Stated exercise:
Search the entries for the word "redacted" and pull out each line that has it.

Information given:
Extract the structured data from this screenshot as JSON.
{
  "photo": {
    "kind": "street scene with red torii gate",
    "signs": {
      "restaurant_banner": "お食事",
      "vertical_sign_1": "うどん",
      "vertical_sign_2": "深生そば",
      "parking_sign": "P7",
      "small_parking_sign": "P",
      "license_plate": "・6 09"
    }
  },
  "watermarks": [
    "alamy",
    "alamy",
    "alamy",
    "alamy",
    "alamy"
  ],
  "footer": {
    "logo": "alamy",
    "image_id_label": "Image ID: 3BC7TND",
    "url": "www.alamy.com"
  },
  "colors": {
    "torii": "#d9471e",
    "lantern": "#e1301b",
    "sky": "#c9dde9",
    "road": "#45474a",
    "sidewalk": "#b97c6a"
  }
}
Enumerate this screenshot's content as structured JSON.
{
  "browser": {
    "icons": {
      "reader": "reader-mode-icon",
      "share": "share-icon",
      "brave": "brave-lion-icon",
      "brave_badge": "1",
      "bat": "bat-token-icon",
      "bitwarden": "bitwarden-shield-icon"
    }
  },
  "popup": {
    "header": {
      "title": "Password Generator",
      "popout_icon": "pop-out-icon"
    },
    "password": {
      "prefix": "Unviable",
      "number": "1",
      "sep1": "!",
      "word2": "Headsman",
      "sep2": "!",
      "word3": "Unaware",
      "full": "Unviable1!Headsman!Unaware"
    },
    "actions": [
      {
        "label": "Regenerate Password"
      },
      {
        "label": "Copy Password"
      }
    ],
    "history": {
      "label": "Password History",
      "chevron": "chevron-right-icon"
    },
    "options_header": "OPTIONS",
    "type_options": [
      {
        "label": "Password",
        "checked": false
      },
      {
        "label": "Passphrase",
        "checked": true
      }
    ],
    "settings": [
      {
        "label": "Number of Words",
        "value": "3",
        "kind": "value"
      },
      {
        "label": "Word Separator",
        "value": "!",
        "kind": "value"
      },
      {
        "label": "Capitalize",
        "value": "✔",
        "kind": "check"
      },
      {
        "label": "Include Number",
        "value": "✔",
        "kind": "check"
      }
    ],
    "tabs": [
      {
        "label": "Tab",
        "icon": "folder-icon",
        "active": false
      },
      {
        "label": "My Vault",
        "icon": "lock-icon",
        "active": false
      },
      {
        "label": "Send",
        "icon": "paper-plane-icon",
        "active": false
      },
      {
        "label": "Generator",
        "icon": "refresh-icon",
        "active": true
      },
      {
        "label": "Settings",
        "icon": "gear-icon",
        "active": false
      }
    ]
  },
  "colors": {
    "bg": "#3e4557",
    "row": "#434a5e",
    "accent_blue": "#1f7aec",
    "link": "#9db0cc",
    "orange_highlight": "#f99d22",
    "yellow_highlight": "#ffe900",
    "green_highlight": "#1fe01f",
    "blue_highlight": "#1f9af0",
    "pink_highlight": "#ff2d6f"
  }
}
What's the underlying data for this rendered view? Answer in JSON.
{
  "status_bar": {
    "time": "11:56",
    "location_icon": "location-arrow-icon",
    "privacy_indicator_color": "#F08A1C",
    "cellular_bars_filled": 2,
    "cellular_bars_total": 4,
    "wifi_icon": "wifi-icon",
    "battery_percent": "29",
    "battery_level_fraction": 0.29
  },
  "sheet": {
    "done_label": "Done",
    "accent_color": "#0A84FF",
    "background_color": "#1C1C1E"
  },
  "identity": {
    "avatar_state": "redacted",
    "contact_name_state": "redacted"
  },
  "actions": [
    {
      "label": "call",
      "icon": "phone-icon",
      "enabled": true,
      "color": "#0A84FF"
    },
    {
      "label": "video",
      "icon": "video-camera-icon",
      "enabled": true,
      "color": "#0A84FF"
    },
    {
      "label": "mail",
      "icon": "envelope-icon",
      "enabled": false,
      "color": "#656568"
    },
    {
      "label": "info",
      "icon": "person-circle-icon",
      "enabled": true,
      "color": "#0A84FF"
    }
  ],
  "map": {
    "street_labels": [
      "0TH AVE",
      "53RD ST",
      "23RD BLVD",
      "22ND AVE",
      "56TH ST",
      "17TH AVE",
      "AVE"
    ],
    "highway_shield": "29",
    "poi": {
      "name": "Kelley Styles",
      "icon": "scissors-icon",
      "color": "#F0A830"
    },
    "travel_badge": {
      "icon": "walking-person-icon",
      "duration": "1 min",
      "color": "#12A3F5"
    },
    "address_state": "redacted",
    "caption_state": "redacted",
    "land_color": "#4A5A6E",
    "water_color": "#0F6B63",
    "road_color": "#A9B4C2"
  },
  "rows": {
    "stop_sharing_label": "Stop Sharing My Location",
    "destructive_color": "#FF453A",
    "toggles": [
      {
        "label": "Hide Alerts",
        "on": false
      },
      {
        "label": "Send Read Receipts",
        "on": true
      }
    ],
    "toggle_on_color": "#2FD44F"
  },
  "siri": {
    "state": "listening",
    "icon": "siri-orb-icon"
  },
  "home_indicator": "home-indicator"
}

Exercise output:
    "avatar_state": "redacted",
    "contact_name_state": "redacted"
    "address_state": "redacted",
    "caption_state": "redacted",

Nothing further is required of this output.